# WHAT IS EXPECTED:
Repeat every record below exactly as written.

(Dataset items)
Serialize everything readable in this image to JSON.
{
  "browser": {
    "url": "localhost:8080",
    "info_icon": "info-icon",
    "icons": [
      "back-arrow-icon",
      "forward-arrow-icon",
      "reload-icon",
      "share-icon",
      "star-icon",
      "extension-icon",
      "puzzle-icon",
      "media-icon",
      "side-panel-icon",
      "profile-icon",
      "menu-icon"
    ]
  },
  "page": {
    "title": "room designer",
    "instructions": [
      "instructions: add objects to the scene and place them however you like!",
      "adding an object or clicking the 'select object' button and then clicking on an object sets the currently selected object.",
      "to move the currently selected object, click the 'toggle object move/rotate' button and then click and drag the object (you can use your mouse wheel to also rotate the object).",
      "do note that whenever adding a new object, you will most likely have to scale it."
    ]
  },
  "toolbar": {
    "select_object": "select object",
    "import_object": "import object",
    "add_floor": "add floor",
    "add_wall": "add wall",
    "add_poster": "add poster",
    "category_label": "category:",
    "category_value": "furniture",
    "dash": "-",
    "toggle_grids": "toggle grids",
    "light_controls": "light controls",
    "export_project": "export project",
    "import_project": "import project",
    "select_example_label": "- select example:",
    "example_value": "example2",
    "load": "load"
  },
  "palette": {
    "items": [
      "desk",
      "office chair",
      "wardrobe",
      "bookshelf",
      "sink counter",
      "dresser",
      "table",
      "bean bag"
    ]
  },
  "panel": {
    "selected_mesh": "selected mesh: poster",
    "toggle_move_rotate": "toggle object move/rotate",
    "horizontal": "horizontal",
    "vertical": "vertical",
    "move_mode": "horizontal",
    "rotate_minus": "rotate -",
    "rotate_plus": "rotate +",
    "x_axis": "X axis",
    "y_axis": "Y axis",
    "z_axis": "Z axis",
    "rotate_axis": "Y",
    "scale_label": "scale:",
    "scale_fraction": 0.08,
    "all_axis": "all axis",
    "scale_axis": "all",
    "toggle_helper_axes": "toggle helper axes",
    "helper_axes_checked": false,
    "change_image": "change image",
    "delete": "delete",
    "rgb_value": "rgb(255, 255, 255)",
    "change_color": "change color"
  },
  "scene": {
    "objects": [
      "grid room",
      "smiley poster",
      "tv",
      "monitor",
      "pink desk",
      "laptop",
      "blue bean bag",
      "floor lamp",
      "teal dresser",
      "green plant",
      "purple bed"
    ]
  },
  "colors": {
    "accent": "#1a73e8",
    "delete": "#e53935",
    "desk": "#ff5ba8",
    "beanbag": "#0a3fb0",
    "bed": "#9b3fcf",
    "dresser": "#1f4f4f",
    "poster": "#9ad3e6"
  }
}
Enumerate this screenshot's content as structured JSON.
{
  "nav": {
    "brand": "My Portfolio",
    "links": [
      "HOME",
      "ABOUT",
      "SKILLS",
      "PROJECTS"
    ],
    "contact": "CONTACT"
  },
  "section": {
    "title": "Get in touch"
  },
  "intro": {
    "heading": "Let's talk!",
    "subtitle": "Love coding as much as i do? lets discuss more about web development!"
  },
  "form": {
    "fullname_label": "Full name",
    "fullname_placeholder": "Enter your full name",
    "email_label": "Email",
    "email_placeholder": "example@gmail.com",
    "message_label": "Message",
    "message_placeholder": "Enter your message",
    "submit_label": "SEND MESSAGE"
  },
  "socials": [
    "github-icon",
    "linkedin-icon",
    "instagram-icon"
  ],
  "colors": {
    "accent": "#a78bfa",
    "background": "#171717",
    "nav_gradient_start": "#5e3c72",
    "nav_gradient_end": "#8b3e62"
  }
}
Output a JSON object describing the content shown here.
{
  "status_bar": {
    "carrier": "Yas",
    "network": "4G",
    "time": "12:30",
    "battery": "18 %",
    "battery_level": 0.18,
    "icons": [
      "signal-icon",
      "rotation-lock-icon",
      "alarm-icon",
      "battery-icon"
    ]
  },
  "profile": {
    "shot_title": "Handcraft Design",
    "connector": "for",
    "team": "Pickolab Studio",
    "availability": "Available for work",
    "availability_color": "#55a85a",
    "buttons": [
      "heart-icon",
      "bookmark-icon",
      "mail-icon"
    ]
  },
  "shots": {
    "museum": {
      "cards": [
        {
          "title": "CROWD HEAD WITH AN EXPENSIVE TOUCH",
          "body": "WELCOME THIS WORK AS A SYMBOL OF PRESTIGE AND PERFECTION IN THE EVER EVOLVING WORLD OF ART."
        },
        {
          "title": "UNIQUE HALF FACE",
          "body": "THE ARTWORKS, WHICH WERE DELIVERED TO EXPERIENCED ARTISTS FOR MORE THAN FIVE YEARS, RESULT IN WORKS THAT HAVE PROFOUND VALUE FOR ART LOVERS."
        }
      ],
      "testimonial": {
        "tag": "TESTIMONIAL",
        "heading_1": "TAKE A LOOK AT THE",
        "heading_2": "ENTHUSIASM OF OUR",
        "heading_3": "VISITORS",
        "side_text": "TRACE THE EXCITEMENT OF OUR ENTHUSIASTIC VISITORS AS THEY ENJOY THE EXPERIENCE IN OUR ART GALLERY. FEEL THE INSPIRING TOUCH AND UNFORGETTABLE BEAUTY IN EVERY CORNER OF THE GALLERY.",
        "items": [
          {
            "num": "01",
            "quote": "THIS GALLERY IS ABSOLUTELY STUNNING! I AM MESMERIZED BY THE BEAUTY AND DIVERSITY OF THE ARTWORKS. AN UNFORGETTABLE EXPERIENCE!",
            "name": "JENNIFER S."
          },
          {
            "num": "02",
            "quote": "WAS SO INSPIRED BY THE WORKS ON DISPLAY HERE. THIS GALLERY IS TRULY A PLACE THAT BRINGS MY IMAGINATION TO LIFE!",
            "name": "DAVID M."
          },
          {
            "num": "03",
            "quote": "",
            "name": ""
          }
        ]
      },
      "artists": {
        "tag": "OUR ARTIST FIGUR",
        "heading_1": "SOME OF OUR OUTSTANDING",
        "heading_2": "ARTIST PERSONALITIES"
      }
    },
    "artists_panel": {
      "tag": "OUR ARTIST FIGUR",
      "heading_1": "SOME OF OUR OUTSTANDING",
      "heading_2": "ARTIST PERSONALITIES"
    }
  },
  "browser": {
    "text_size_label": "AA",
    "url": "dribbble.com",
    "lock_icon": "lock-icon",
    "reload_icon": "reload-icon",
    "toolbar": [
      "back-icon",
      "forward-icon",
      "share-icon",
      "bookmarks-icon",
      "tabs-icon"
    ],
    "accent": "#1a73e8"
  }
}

# OUTPUT OF THE TASK:
Serialize everything readable in this image to JSON.
{
  "browser": {
    "url": "localhost:8080",
    "info_icon": "info-icon",
    "icons": [
      "back-arrow-icon",
      "forward-arrow-icon",
      "reload-icon",
      "share-icon",
      "star-icon",
      "extension-icon",
      "puzzle-icon",
      "media-icon",
      "side-panel-icon",
      "profile-icon",
      "menu-icon"
    ]
  },
  "page": {
    "title": "room designer",
    "instructions": [
      "instructions: add objects to the scene and place them however you like!",
      "adding an object or clicking the 'select object' button and then clicking on an object sets the currently selected object.",
      "to move the currently selected object, click the 'toggle object move/rotate' button and then click and drag the object (you can use your mouse wheel to also rotate the object).",
      "do note that whenever adding a new object, you will most likely have to scale it."
    ]
  },
  "toolbar": {
    "select_object": "select object",
    "import_object": "import object",
    "add_floor": "add floor",
    "add_wall": "add wall",
    "add_poster": "add poster",
    "category_label": "category:",
    "category_value": "furniture",
    "dash": "-",
    "toggle_grids": "toggle grids",
    "light_controls": "light controls",
    "export_project": "export project",
    "import_project": "import project",
    "select_example_label": "- select example:",
    "example_value": "example2",
    "load": "load"
  },
  "palette": {
    "items": [
      "desk",
      "office chair",
      "wardrobe",
      "bookshelf",
      "sink counter",
      "dresser",
      "table",
      "bean bag"
    ]
  },
  "panel": {
    "selected_mesh": "selected mesh: poster",
    "toggle_move_rotate": "toggle object move/rotate",
    "horizontal": "horizontal",
    "vertical": "vertical",
    "move_mode": "horizontal",
    "rotate_minus": "rotate -",
    "rotate_plus": "rotate +",
    "x_axis": "X axis",
    "y_axis": "Y axis",
    "z_axis": "Z axis",
    "rotate_axis": "Y",
    "scale_label": "scale:",
    "scale_fraction": 0.08,
    "all_axis": "all axis",
    "scale_axis": "all",
    "toggle_helper_axes": "toggle helper axes",
    "helper_axes_checked": false,
    "change_image": "change image",
    "delete": "delete",
    "rgb_value": "rgb(255, 255, 255)",
    "change_color": "change color"
  },
  "scene": {
    "objects": [
      "grid room",
      "smiley poster",
      "tv",
      "monitor",
      "pink desk",
      "laptop",
      "blue bean bag",
      "floor lamp",
      "teal dresser",
      "green plant",
      "purple bed"
    ]
  },
  "colors": {
    "accent": "#1a73e8",
    "delete": "#e53935",
    "desk": "#ff5ba8",
    "beanbag": "#0a3fb0",
    "bed": "#9b3fcf",
    "dresser": "#1f4f4f",
    "poster": "#9ad3e6"
  }
}
Enumerate this screenshot's content as structured JSON.
{
  "nav": {
    "brand": "My Portfolio",
    "links": [
      "HOME",
      "ABOUT",
      "SKILLS",
      "PROJECTS"
    ],
    "contact": "CONTACT"
  },
  "section": {
    "title": "Get in touch"
  },
  "intro": {
    "heading": "Let's talk!",
    "subtitle": "Love coding as much as i do? lets discuss more about web development!"
  },
  "form": {
    "fullname_label": "Full name",
    "fullname_placeholder": "Enter your full name",
    "email_label": "Email",
    "email_placeholder": "example@gmail.com",
    "message_label": "Message",
    "message_placeholder": "Enter your message",
    "submit_label": "SEND MESSAGE"
  },
  "socials": [
    "github-icon",
    "linkedin-icon",
    "instagram-icon"
  ],
  "colors": {
    "accent": "#a78bfa",
    "background": "#171717",
    "nav_gradient_start": "#5e3c72",
    "nav_gradient_end": "#8b3e62"
  }
}
Output a JSON object describing the content shown here.
{
  "status_bar": {
    "carrier": "Yas",
    "network": "4G",
    "time": "12:30",
    "battery": "18 %",
    "battery_level": 0.18,
    "icons": [
      "signal-icon",
      "rotation-lock-icon",
      "alarm-icon",
      "battery-icon"
    ]
  },
  "profile": {
    "shot_title": "Handcraft Design",
    "connector": "for",
    "team": "Pickolab Studio",
    "availability": "Available for work",
    "availability_color": "#55a85a",
    "buttons": [
      "heart-icon",
      "bookmark-icon",
      "mail-icon"
    ]
  },
  "shots": {
    "museum": {
      "cards": [
        {
          "title": "CROWD HEAD WITH AN EXPENSIVE TOUCH",
          "body": "WELCOME THIS WORK AS A SYMBOL OF PRESTIGE AND PERFECTION IN THE EVER EVOLVING WORLD OF ART."
        },
        {
          "title": "UNIQUE HALF FACE",
          "body": "THE ARTWORKS, WHICH WERE DELIVERED TO EXPERIENCED ARTISTS FOR MORE THAN FIVE YEARS, RESULT IN WORKS THAT HAVE PROFOUND VALUE FOR ART LOVERS."
        }
      ],
      "testimonial": {
        "tag": "TESTIMONIAL",
        "heading_1": "TAKE A LOOK AT THE",
        "heading_2": "ENTHUSIASM OF OUR",
        "heading_3": "VISITORS",
        "side_text": "TRACE THE EXCITEMENT OF OUR ENTHUSIASTIC VISITORS AS THEY ENJOY THE EXPERIENCE IN OUR ART GALLERY. FEEL THE INSPIRING TOUCH AND UNFORGETTABLE BEAUTY IN EVERY CORNER OF THE GALLERY.",
        "items": [
          {
            "num": "01",
            "quote": "THIS GALLERY IS ABSOLUTELY STUNNING! I AM MESMERIZED BY THE BEAUTY AND DIVERSITY OF THE ARTWORKS. AN UNFORGETTABLE EXPERIENCE!",
            "name": "JENNIFER S."
          },
          {
            "num": "02",
            "quote": "WAS SO INSPIRED BY THE WORKS ON DISPLAY HERE. THIS GALLERY IS TRULY A PLACE THAT BRINGS MY IMAGINATION TO LIFE!",
            "name": "DAVID M."
          },
          {
            "num": "03",
            "quote": "",
            "name": ""
          }
        ]
      },
      "artists": {
        "tag": "OUR ARTIST FIGUR",
        "heading_1": "SOME OF OUR OUTSTANDING",
        "heading_2": "ARTIST PERSONALITIES"
      }
    },
    "artists_panel": {
      "tag": "OUR ARTIST FIGUR",
      "heading_1": "SOME OF OUR OUTSTANDING",
      "heading_2": "ARTIST PERSONALITIES"
    }
  },
  "browser": {
    "text_size_label": "AA",
    "url": "dribbble.com",
    "lock_icon": "lock-icon",
    "reload_icon": "reload-icon",
    "toolbar": [
      "back-icon",
      "forward-icon",
      "share-icon",
      "bookmarks-icon",
      "tabs-icon"
    ],
    "accent": "#1a73e8"
  }
}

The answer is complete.